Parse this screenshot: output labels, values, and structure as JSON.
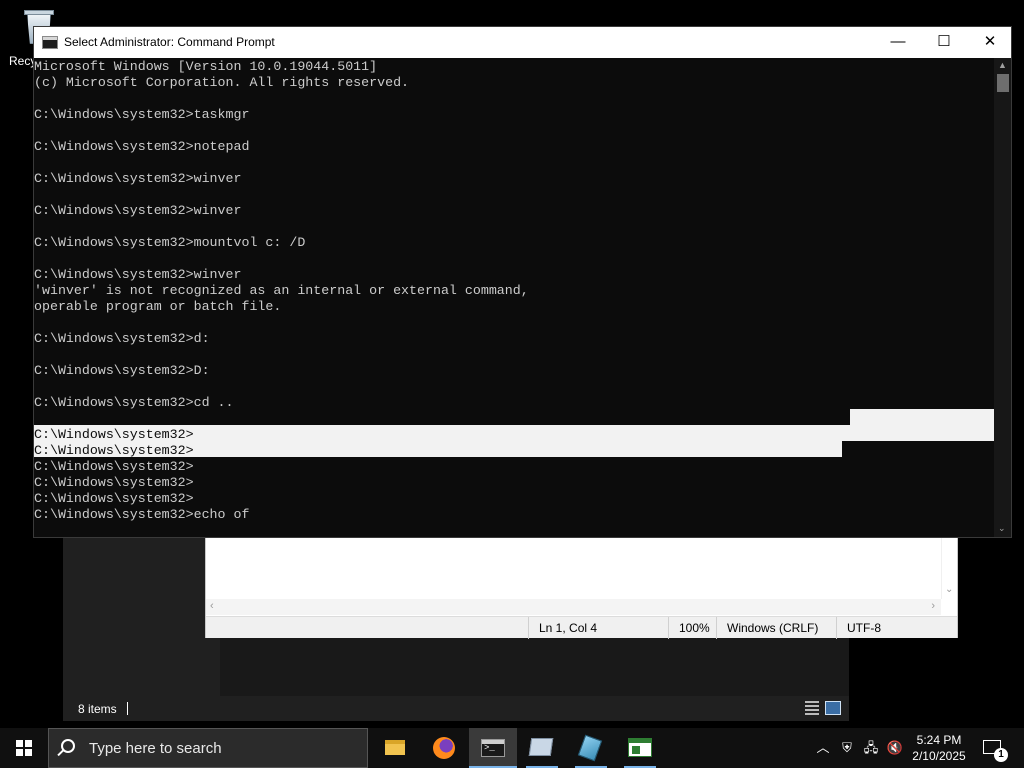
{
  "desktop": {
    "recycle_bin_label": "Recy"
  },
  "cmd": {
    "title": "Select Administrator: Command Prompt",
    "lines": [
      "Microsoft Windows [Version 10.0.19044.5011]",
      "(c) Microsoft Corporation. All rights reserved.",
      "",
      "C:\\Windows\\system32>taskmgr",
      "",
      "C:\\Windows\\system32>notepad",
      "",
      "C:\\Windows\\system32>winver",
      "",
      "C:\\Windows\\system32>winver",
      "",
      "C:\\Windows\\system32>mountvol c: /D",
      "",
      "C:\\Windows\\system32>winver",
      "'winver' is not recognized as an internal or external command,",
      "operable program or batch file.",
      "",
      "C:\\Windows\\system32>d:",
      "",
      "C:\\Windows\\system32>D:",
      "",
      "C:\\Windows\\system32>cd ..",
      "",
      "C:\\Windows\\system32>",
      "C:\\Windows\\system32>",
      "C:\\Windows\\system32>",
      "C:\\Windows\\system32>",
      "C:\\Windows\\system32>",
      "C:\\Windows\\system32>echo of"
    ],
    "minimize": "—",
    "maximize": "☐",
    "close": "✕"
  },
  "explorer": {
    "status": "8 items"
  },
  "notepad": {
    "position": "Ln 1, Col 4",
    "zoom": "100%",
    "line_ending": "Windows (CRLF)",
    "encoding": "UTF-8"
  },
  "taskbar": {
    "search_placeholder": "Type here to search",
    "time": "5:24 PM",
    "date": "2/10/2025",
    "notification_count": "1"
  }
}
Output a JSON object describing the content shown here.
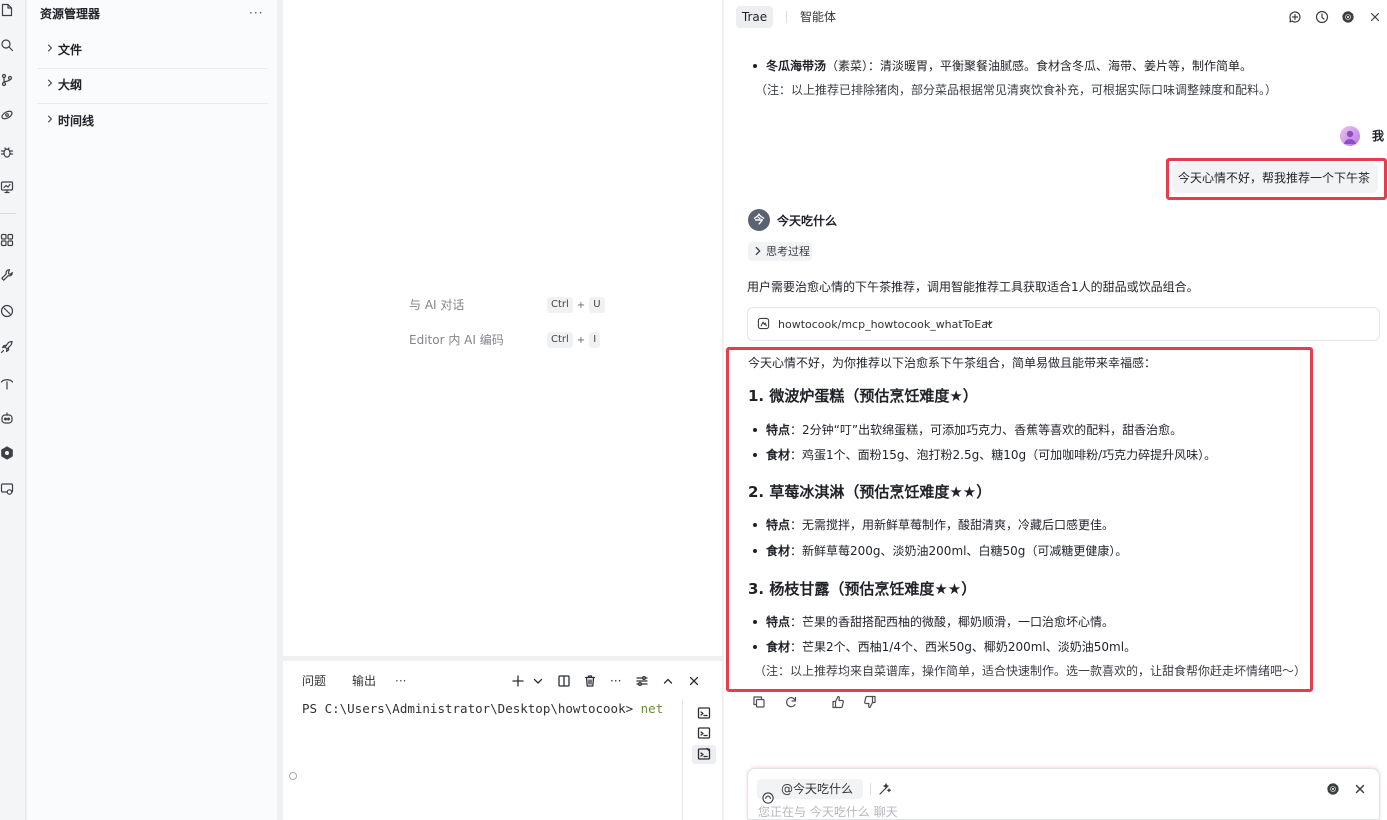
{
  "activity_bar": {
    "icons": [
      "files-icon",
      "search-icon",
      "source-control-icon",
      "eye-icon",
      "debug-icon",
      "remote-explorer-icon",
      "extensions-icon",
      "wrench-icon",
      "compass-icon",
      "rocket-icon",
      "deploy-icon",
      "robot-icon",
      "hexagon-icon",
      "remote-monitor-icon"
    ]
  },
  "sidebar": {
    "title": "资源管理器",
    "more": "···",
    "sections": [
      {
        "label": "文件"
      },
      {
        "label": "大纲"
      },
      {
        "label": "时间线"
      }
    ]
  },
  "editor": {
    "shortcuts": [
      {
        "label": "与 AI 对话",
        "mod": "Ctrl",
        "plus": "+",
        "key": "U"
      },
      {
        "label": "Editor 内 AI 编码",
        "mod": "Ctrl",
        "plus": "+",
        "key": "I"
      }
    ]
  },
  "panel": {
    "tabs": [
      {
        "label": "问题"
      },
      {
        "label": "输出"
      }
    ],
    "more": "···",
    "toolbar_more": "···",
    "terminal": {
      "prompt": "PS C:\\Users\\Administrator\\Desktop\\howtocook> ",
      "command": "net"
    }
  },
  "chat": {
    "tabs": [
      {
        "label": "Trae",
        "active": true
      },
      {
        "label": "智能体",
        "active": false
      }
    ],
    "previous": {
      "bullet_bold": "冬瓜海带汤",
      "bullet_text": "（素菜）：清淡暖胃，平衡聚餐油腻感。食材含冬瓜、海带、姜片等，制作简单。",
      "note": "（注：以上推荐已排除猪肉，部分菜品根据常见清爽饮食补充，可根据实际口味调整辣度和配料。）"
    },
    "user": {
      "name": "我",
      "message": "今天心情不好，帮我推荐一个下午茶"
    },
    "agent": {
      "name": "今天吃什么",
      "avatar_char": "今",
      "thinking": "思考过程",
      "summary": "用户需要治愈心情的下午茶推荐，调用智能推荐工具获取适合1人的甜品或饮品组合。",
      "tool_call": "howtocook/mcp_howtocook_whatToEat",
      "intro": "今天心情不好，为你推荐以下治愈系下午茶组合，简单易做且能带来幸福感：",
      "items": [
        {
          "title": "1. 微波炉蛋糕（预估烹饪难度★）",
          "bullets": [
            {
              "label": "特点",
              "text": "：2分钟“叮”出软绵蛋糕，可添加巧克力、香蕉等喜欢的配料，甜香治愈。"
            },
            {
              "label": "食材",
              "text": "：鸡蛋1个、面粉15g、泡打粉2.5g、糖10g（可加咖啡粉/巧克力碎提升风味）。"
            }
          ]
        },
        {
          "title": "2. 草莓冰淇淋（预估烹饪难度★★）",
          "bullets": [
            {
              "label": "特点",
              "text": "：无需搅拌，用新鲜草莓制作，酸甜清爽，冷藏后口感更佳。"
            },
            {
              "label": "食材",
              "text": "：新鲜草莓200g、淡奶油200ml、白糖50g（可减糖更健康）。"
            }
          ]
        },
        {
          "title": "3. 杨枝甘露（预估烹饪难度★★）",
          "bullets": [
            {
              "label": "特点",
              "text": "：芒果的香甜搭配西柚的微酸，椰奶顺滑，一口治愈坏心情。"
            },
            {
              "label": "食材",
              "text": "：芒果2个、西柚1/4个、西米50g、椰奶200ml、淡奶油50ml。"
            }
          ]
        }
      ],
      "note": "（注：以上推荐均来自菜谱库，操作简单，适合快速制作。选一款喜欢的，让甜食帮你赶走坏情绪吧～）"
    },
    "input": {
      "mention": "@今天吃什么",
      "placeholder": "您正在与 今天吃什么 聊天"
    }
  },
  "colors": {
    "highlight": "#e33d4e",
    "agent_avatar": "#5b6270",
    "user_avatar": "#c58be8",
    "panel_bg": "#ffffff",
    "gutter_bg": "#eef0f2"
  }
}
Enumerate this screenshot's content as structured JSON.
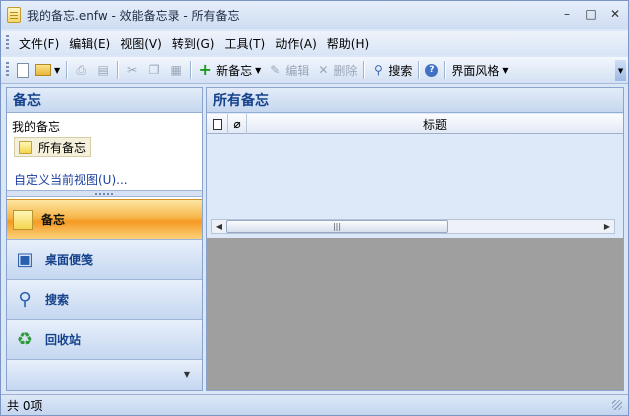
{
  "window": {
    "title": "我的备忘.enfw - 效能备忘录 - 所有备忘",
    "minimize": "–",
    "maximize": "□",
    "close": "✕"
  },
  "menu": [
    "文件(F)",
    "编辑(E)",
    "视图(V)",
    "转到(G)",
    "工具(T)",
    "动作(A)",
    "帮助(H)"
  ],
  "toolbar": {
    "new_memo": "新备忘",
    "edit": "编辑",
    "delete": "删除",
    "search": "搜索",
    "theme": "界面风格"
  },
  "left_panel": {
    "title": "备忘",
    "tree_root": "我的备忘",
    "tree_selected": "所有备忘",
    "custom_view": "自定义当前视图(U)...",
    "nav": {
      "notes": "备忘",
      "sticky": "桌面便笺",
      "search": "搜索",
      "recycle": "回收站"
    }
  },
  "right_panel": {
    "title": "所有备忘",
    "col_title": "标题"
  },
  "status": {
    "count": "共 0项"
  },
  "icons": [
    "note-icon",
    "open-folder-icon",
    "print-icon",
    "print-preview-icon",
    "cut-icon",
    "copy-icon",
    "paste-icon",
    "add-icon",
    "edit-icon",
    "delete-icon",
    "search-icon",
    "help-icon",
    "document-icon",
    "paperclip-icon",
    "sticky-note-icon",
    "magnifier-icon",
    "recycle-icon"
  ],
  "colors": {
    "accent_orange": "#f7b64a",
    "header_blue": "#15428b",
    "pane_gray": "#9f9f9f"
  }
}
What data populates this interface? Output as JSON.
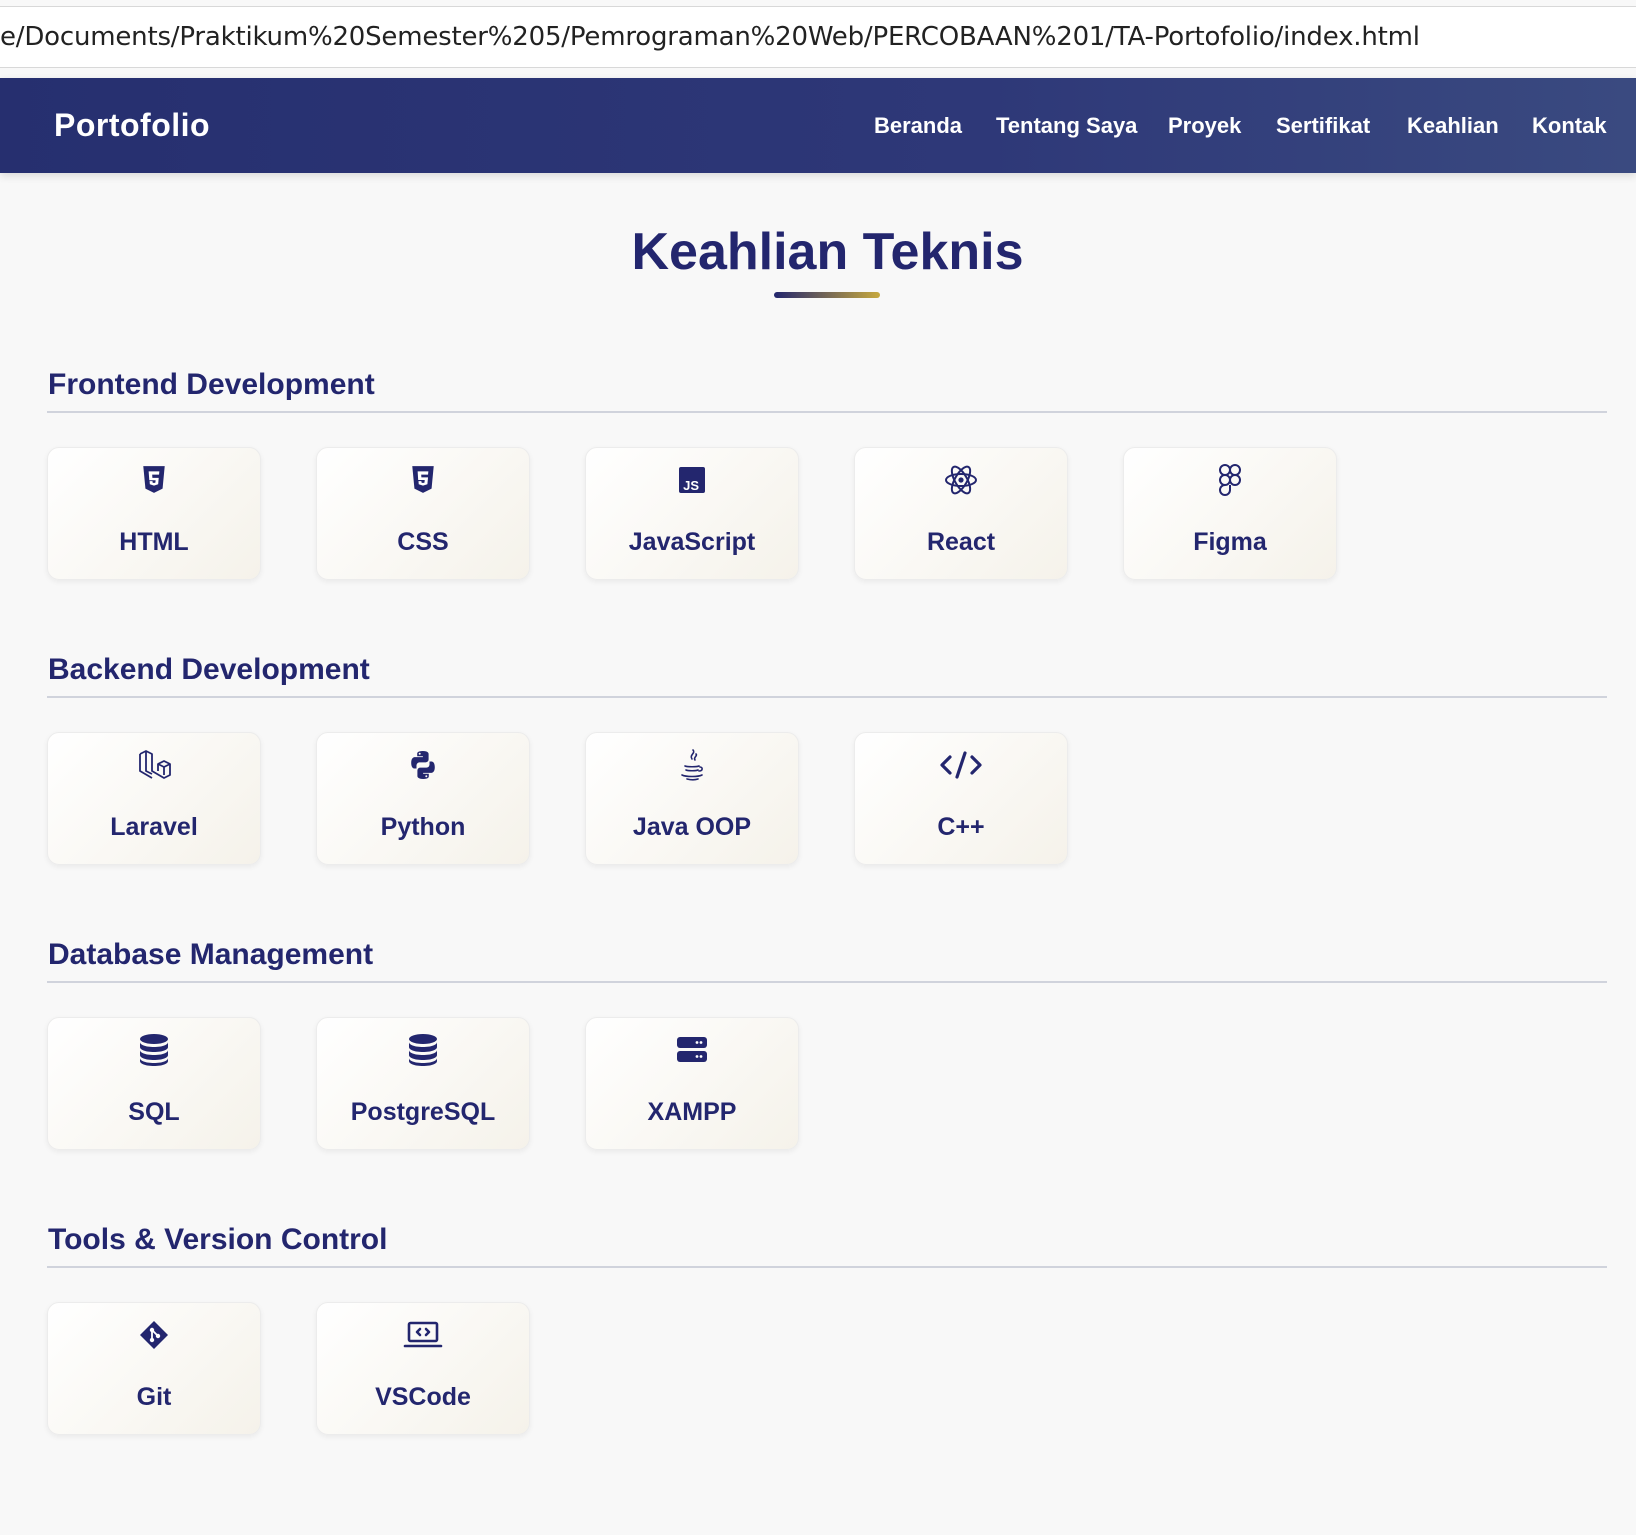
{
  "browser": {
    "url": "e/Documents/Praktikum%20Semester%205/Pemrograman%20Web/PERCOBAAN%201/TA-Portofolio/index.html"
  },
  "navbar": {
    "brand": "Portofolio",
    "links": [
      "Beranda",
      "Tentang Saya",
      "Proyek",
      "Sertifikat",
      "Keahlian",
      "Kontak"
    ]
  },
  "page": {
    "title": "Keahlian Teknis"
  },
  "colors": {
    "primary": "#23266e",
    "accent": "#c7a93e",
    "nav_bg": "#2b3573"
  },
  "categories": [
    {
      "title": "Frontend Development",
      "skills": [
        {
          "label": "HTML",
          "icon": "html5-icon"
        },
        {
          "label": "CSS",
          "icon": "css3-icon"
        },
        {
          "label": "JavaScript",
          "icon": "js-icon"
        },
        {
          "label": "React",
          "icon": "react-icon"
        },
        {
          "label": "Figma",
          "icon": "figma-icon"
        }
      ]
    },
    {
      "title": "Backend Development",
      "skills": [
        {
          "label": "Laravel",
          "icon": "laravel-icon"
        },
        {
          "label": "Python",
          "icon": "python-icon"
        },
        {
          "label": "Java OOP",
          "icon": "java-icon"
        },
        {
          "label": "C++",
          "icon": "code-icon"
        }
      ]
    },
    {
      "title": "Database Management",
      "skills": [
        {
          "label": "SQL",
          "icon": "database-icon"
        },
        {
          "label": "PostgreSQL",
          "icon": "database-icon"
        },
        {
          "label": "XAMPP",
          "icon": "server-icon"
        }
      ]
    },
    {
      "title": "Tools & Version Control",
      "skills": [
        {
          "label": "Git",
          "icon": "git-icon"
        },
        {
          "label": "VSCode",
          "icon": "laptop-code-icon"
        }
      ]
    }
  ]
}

WORK REQUIRED ▸
Tell how many lines of the material above hold "Microsoft", answering with a bare number.

COMPLETE OUTPUT ▸
2